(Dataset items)
>> Begin
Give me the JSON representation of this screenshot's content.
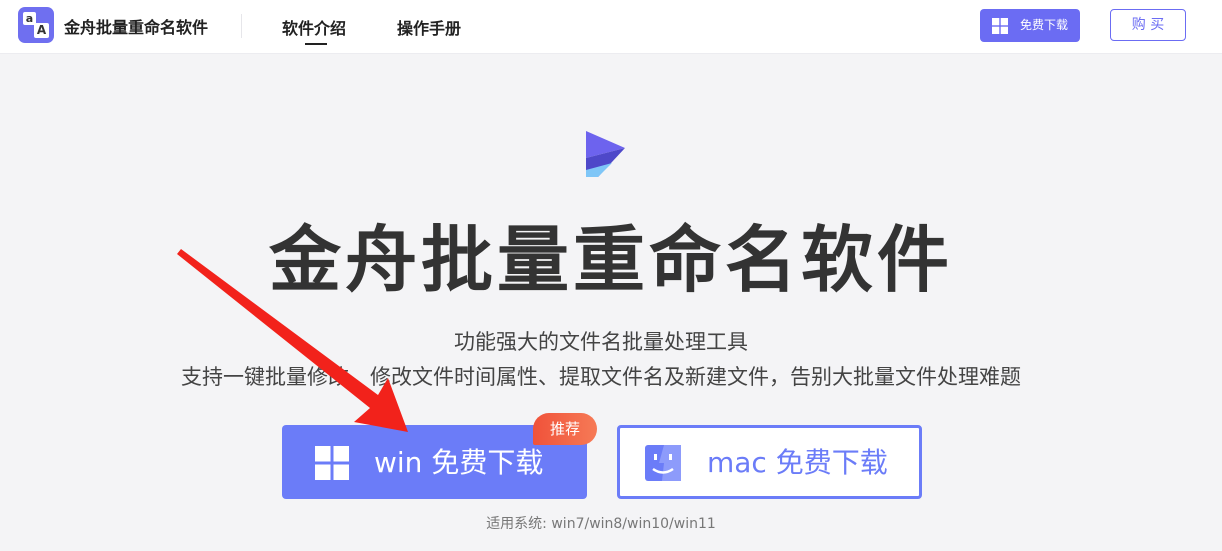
{
  "header": {
    "logo_tiles": [
      "a",
      "A"
    ],
    "app_name": "金舟批量重命名软件",
    "nav": [
      {
        "label": "软件介绍",
        "active": true
      },
      {
        "label": "操作手册",
        "active": false
      }
    ],
    "download_button": {
      "label": "免费下载",
      "icon": "windows-icon"
    },
    "buy_button": {
      "label": "购 买"
    }
  },
  "hero": {
    "title": "金舟批量重命名软件",
    "subtitle_line1": "功能强大的文件名批量处理工具",
    "subtitle_line2": "支持一键批量修改、修改文件时间属性、提取文件名及新建文件，告别大批量文件处理难题",
    "win_button": {
      "label": "win 免费下载",
      "icon": "windows-icon",
      "badge": "推荐"
    },
    "mac_button": {
      "label": "mac 免费下载",
      "icon": "finder-icon"
    },
    "compatibility": "适用系统: win7/win8/win10/win11"
  },
  "colors": {
    "accent": "#6b6cf3",
    "button_primary": "#6b7cf8",
    "badge": "#f0523a",
    "annotation_arrow": "#f2221b"
  }
}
>> End
» **Task objective**:
Write out every line of the entries that holds the word "金舟批量重命名软件".

» **Solution for this exercise**:
    "app_name": "金舟批量重命名软件",
    "title": "金舟批量重命名软件",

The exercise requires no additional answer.